SUPPLIED RECORDS.
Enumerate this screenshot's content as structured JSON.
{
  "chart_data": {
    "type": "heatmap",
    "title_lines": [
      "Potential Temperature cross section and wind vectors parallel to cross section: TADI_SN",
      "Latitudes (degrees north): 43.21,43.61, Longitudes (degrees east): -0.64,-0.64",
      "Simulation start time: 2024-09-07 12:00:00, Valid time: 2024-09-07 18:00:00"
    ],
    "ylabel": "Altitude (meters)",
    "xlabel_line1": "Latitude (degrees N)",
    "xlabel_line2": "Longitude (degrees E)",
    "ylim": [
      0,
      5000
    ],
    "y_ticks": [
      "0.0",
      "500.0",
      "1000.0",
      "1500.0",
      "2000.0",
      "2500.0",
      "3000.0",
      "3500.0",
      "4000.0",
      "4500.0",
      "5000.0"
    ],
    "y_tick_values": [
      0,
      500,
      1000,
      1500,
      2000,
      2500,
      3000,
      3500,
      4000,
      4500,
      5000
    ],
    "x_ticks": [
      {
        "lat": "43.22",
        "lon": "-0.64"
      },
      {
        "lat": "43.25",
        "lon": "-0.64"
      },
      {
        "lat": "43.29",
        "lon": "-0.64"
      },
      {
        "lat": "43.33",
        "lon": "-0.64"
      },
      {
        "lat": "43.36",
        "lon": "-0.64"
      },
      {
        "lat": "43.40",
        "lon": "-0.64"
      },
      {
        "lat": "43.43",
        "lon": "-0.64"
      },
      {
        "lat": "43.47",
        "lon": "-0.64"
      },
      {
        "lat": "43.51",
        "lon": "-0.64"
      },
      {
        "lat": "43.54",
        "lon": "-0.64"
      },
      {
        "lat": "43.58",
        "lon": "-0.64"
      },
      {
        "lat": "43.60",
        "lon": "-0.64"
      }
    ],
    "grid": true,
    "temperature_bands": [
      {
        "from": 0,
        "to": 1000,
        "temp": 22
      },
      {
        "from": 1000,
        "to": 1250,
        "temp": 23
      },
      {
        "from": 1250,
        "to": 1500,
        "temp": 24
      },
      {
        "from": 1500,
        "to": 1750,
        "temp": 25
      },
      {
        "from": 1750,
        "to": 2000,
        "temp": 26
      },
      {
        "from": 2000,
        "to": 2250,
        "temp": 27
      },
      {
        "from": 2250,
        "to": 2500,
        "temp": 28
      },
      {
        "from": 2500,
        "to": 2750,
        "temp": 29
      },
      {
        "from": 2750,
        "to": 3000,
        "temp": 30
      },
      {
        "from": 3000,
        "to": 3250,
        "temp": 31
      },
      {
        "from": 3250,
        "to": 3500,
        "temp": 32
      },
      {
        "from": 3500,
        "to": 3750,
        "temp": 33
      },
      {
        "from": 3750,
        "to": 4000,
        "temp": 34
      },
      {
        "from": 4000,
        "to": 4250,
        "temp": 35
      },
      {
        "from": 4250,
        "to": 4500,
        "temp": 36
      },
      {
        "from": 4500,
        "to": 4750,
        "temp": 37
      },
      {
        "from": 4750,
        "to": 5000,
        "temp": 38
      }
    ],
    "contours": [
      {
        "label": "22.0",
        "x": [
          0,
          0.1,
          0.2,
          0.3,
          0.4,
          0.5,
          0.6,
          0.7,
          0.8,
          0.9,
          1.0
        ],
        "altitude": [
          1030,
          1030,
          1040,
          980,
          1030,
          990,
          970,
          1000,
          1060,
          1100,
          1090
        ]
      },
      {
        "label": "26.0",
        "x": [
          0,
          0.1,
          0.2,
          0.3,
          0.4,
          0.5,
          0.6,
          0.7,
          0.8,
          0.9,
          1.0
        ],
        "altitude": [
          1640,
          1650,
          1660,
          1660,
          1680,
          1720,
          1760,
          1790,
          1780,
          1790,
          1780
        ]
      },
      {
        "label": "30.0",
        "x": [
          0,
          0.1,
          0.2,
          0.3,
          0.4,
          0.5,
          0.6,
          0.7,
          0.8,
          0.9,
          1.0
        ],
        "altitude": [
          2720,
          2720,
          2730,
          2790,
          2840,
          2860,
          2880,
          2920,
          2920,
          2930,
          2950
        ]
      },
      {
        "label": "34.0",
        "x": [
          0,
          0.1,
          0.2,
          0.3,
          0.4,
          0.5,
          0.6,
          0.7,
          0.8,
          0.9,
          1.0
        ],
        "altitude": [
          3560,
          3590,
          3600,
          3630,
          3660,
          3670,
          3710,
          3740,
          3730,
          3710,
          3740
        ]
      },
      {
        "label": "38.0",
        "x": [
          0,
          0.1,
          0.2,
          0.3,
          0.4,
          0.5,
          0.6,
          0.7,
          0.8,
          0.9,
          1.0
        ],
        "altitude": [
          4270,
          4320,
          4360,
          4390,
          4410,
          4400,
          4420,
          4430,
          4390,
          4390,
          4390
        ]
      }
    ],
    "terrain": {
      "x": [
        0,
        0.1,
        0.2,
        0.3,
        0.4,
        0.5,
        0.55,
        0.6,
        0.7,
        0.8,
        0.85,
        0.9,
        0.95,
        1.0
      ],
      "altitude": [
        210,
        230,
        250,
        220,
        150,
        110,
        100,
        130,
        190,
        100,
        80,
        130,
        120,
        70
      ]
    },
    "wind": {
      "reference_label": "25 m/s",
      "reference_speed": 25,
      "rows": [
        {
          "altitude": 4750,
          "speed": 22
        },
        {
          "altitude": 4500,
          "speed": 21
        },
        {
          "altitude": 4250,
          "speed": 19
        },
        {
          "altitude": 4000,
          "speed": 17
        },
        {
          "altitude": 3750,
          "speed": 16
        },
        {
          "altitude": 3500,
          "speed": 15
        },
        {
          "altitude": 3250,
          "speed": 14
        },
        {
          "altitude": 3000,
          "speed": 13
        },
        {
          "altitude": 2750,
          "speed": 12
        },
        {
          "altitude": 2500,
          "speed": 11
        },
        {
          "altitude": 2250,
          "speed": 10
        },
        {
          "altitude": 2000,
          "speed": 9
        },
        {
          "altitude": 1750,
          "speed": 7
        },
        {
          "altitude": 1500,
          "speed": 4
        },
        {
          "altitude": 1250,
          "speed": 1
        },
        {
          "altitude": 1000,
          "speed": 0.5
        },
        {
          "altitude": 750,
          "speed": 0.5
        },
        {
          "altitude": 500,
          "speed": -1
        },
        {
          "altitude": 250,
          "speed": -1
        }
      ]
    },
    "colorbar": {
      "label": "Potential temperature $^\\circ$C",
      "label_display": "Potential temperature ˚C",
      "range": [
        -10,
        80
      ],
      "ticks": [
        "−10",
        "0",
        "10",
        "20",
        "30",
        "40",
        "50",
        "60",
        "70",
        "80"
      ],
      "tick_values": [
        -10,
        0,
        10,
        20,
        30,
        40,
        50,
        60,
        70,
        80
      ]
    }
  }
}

GIVEN REQUEST. Gather up every line from the listing above in which the word "wind" occurs.

FINISHED EXERCISE.
      "Potential Temperature cross section and wind vectors parallel to cross section: TADI_SN",
    "wind": {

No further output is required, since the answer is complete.